- [Stated problem]:
Scan the following material for the string "MNCLYT" and copy each line in which it appears.
___
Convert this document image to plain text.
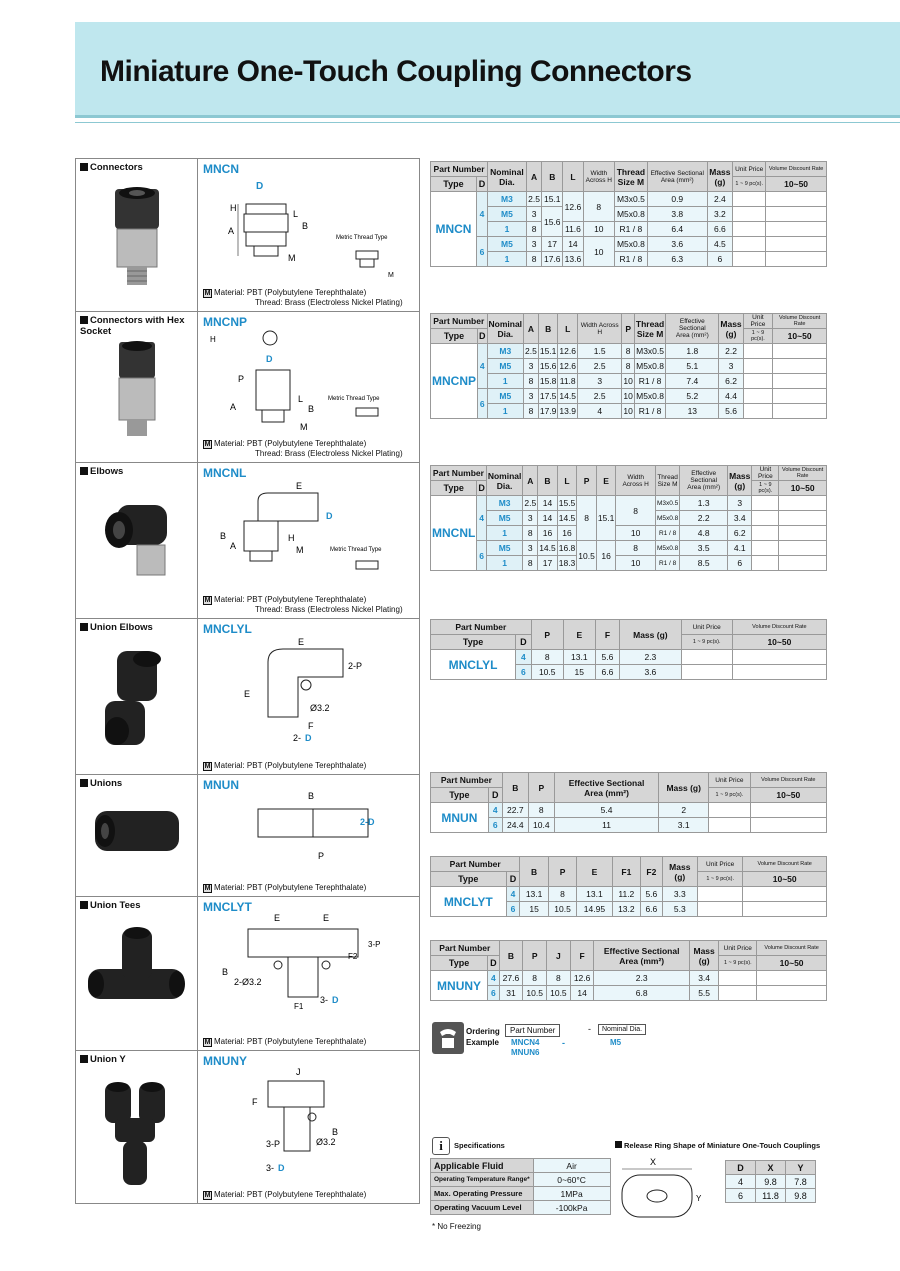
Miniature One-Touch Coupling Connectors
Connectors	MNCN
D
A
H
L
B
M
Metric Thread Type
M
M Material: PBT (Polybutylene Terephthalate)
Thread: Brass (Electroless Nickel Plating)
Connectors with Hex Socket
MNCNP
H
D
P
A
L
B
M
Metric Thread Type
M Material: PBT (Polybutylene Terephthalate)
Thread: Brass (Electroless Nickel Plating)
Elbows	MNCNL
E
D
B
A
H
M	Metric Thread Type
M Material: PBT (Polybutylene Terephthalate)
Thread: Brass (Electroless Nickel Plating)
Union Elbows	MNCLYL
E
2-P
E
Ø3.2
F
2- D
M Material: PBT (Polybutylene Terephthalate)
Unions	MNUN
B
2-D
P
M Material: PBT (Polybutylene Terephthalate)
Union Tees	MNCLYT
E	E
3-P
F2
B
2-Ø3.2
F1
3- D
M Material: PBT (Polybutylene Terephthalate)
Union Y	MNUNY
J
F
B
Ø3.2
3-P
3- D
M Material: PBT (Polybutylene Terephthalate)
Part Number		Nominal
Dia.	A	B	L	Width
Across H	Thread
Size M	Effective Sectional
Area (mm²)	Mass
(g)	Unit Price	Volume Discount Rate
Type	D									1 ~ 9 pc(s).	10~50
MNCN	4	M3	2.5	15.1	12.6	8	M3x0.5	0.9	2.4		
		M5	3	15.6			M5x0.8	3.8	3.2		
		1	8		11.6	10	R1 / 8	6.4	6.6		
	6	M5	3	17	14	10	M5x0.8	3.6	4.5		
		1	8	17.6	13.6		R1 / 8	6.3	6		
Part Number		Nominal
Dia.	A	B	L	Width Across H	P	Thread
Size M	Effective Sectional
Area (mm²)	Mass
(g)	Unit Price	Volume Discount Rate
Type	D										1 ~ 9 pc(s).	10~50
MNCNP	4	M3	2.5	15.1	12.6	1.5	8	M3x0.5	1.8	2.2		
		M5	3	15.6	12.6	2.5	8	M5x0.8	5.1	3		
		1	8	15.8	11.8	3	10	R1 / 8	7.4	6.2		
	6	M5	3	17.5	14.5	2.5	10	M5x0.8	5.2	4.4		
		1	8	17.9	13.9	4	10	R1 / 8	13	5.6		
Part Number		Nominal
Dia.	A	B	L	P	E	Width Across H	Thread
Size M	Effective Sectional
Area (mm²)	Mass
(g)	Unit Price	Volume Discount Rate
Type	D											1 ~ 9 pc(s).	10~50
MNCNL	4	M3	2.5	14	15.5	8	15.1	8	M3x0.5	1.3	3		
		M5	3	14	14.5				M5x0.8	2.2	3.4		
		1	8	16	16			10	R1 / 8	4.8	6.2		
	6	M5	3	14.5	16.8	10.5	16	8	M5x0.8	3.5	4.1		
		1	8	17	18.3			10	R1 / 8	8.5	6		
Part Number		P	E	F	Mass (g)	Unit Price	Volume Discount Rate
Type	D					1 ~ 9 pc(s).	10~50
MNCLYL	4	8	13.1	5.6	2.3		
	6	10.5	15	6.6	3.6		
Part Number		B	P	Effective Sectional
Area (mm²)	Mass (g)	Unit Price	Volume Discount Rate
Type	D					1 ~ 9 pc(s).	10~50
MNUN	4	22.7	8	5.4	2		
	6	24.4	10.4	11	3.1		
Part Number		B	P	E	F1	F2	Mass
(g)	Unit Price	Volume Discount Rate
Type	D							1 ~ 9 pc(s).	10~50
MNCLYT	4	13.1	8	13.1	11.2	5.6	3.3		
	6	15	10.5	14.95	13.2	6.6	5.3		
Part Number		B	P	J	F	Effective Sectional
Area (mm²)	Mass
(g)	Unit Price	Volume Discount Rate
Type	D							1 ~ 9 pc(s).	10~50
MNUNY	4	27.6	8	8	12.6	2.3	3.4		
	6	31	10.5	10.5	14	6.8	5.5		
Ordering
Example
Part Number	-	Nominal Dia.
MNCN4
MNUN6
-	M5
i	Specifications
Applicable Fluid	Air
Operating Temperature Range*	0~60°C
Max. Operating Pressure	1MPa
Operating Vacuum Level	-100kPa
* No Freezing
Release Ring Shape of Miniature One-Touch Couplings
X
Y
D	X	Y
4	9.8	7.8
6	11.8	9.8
___
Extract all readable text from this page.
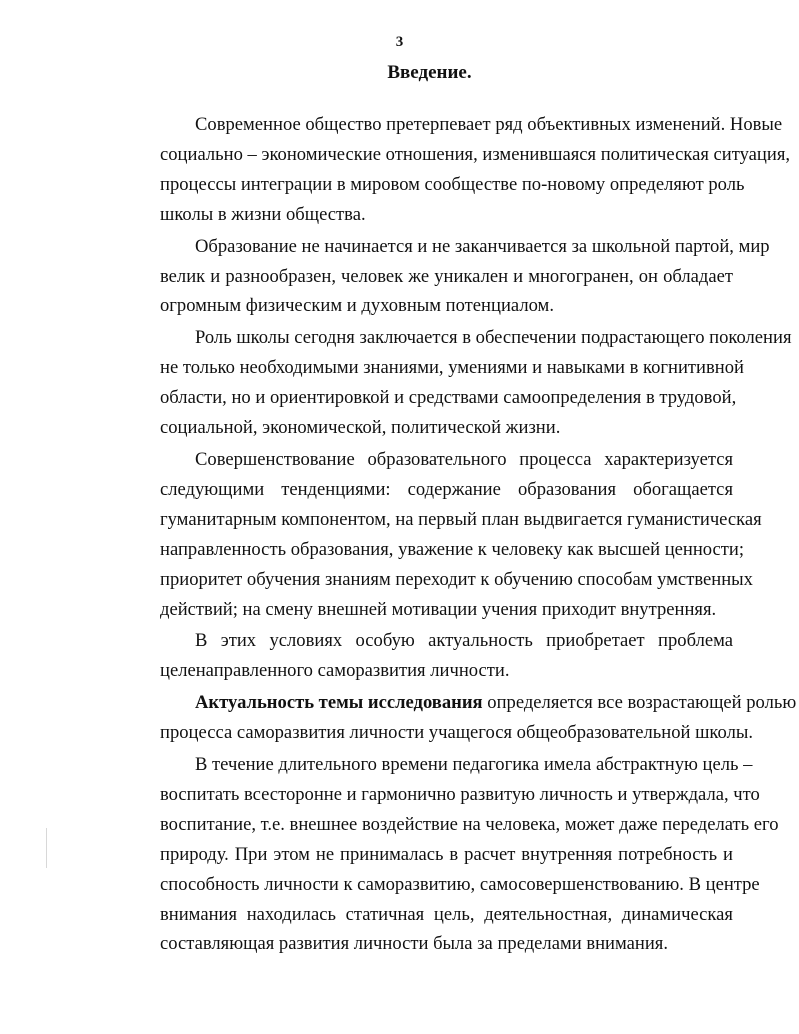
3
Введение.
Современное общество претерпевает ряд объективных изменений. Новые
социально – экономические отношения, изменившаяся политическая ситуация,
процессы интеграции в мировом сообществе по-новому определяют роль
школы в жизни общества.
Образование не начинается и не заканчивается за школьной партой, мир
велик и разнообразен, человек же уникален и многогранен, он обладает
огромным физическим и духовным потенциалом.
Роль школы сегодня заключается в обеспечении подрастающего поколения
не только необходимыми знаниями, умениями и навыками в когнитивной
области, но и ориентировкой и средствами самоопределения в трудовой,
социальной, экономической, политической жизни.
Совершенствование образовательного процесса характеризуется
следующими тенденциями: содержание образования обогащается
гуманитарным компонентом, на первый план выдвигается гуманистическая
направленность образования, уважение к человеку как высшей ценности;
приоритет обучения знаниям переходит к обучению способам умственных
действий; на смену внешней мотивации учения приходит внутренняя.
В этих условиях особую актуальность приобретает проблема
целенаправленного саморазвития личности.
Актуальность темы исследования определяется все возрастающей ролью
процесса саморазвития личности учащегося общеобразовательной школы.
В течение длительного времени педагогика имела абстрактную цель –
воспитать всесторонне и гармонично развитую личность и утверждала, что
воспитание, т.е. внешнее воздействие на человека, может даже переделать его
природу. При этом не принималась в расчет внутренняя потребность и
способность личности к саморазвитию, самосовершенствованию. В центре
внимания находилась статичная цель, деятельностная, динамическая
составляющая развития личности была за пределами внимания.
___
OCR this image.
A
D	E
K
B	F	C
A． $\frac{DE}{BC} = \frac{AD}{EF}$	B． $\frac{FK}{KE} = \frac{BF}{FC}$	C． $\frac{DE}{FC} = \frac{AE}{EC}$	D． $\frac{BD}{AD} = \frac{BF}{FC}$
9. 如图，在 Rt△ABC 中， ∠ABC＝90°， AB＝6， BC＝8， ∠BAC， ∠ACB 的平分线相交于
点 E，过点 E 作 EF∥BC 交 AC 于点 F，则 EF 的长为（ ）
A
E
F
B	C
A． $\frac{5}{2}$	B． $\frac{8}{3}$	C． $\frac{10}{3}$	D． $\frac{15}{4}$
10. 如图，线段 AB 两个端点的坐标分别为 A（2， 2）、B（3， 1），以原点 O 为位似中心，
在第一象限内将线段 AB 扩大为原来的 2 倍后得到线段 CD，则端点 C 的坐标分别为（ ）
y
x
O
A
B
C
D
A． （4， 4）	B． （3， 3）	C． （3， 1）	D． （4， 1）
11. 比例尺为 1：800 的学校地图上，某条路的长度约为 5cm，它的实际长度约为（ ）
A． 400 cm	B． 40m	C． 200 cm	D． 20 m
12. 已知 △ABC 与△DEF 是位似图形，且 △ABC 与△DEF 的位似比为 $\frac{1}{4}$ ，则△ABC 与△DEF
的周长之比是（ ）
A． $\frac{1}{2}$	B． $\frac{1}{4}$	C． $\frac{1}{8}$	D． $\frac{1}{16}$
___
- [Solution to this problem]:
Union Tees	MNCLYT
MNCLYT	4	13.1	8	13.1	11.2	5.6	3.3		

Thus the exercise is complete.